Copy out the lines of the records verbatim, beginning at the line containing "arrow-up-icon bbox=[112, 147, 129, 170]" and ending after the line containing "cabinet-technical-drawing: 730 750".

::: RECORD LIST

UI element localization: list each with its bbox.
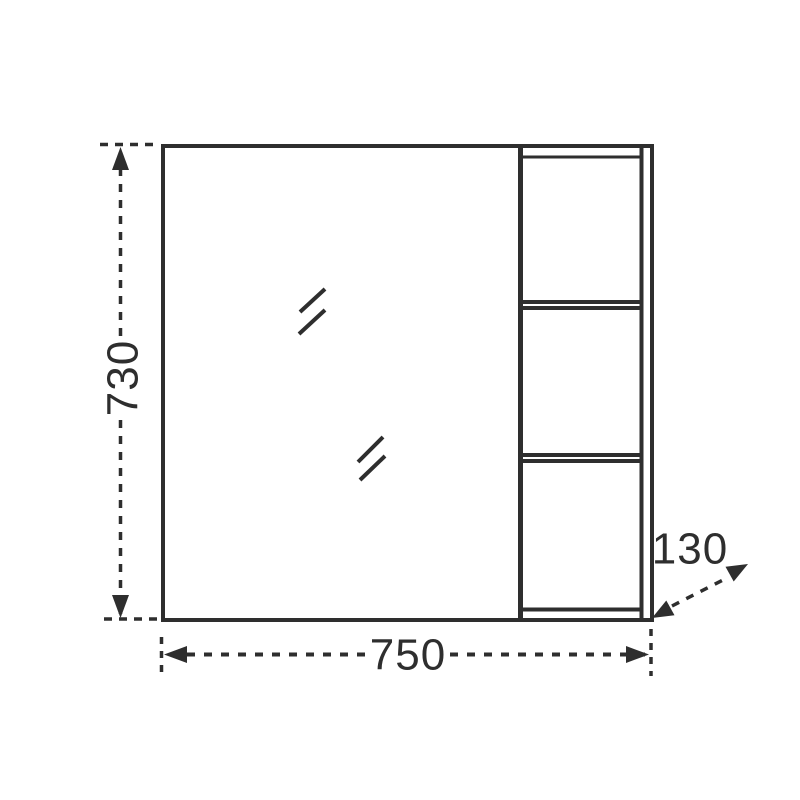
arrow-up-icon bbox=[112, 147, 129, 170]
width-dimension: 750 bbox=[162, 629, 652, 679]
mirror-glass-icon-1 bbox=[299, 289, 325, 334]
width-dimension-label: 750 bbox=[370, 630, 446, 679]
arrow-down-icon bbox=[112, 595, 129, 618]
depth-dimension-label: 130 bbox=[652, 524, 728, 573]
depth-dimension-line bbox=[672, 578, 727, 606]
height-dimension-label: 730 bbox=[98, 340, 147, 416]
arrow-up-right-icon bbox=[726, 564, 749, 582]
mirror-glass-icon-2 bbox=[358, 437, 385, 480]
arrow-down-left-icon bbox=[652, 601, 675, 619]
height-dimension: 730 bbox=[98, 145, 159, 620]
diagram-canvas: 730 750 130 bbox=[0, 0, 800, 800]
cabinet-body bbox=[163, 146, 652, 620]
cabinet-outline bbox=[163, 146, 652, 620]
cabinet-technical-drawing: 730 750 130 bbox=[0, 0, 800, 800]
arrow-left-icon bbox=[164, 646, 187, 663]
depth-dimension: 130 bbox=[652, 524, 748, 618]
shelf-divider-1 bbox=[521, 302, 641, 308]
arrow-right-icon bbox=[626, 646, 649, 663]
shelf-divider-2 bbox=[521, 455, 641, 461]
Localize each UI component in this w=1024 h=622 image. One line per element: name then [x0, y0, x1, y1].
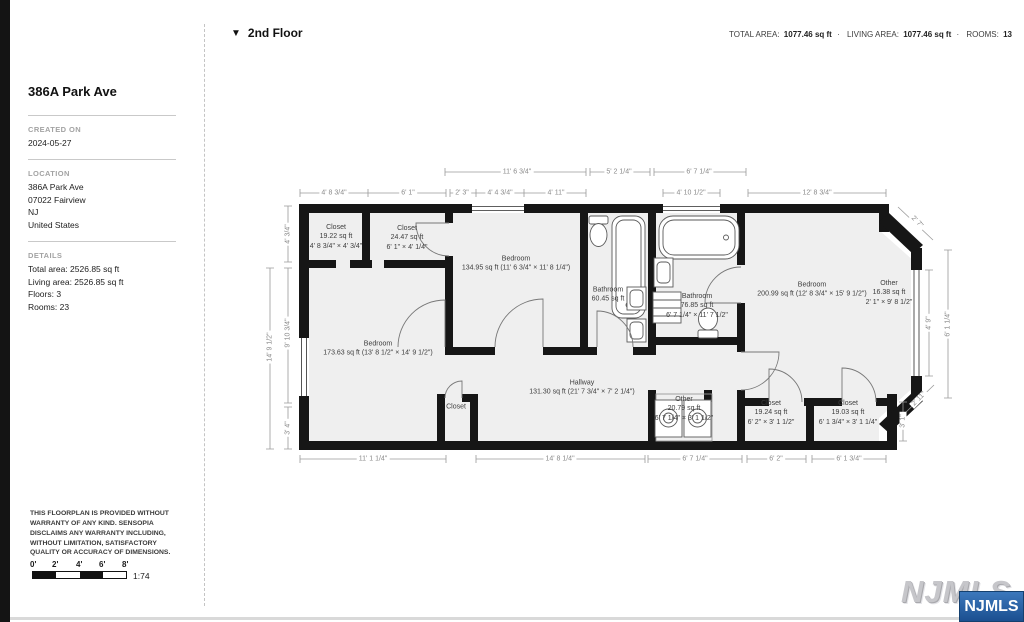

::::::

▸ **ANSWER TO THIS EXERCISE**:
arrow-up-icon bbox=[112, 147, 129, 170]
width-dimension: 750 bbox=[162, 629, 652, 679]
mirror-glass-icon-1 bbox=[299, 289, 325, 334]
width-dimension-label: 750 bbox=[370, 630, 446, 679]
arrow-down-icon bbox=[112, 595, 129, 618]
depth-dimension-label: 130 bbox=[652, 524, 728, 573]
depth-dimension-line bbox=[672, 578, 727, 606]
height-dimension-label: 730 bbox=[98, 340, 147, 416]
arrow-up-right-icon bbox=[726, 564, 749, 582]
mirror-glass-icon-2 bbox=[358, 437, 385, 480]
arrow-down-left-icon bbox=[652, 601, 675, 619]
height-dimension: 730 bbox=[98, 145, 159, 620]
diagram-canvas: 730 750 130 bbox=[0, 0, 800, 800]
cabinet-body bbox=[163, 146, 652, 620]
cabinet-outline bbox=[163, 146, 652, 620]
cabinet-technical-drawing: 730 750 130 bbox=[0, 0, 800, 800]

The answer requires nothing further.